What you will do:
Report the number of lines containing "participation", with no other words.

— Start —

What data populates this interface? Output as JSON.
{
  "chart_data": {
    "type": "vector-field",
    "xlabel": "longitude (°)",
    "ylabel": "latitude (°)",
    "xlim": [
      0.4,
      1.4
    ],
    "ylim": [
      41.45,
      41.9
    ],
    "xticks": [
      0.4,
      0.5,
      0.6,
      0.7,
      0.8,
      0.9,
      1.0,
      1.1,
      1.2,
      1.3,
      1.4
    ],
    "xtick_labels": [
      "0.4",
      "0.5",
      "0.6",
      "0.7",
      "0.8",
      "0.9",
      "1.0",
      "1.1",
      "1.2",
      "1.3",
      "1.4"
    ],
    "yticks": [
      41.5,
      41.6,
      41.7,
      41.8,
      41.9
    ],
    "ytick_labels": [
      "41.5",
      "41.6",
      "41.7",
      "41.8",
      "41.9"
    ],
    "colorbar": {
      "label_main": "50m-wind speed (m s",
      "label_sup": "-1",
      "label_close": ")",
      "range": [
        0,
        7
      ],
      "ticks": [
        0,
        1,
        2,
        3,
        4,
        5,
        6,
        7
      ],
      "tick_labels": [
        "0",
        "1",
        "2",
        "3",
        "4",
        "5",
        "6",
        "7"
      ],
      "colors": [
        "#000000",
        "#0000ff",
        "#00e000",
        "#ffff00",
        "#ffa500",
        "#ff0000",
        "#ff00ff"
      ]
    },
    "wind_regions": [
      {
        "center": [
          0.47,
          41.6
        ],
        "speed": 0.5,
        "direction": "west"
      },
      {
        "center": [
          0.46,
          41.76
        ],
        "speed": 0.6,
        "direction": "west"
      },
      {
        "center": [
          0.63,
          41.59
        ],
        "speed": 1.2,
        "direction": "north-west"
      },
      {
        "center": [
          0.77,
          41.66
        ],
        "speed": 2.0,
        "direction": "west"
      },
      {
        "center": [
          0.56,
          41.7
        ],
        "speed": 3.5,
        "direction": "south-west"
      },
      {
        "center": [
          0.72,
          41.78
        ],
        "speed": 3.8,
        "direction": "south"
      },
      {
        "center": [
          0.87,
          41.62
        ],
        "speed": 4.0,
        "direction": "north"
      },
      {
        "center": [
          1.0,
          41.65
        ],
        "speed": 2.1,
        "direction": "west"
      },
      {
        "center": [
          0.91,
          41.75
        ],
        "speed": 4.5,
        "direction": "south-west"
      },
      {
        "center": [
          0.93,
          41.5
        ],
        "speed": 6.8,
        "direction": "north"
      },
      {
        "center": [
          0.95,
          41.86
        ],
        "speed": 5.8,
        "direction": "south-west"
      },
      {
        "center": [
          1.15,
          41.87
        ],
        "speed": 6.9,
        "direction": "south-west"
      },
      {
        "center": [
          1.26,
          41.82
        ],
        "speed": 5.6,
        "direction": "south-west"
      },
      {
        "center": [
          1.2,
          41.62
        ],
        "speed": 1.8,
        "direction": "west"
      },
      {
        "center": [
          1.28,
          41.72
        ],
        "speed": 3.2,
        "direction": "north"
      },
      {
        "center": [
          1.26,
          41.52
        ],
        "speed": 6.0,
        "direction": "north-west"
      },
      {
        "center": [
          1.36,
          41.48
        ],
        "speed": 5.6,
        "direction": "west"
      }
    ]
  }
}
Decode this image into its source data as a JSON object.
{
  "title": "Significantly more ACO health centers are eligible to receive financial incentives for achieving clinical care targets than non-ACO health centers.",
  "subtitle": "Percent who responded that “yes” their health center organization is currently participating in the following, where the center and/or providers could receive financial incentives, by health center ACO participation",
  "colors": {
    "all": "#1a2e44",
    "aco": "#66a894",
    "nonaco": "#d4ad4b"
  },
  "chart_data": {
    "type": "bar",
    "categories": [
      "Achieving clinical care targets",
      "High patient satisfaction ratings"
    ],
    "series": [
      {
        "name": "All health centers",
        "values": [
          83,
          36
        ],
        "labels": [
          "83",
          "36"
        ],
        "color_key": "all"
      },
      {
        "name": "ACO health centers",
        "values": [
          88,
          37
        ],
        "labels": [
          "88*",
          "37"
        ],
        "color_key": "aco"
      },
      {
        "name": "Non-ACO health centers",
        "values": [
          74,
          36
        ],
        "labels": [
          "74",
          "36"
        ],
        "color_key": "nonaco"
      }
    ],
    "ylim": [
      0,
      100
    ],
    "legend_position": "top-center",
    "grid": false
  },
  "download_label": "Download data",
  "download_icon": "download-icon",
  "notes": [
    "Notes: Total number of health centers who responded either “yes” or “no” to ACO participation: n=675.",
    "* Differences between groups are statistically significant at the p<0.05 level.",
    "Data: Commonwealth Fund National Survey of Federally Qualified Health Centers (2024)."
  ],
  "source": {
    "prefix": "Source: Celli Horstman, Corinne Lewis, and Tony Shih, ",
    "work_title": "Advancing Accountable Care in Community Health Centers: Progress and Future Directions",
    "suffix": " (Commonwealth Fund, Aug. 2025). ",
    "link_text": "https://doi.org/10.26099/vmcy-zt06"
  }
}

— End —

The result:
2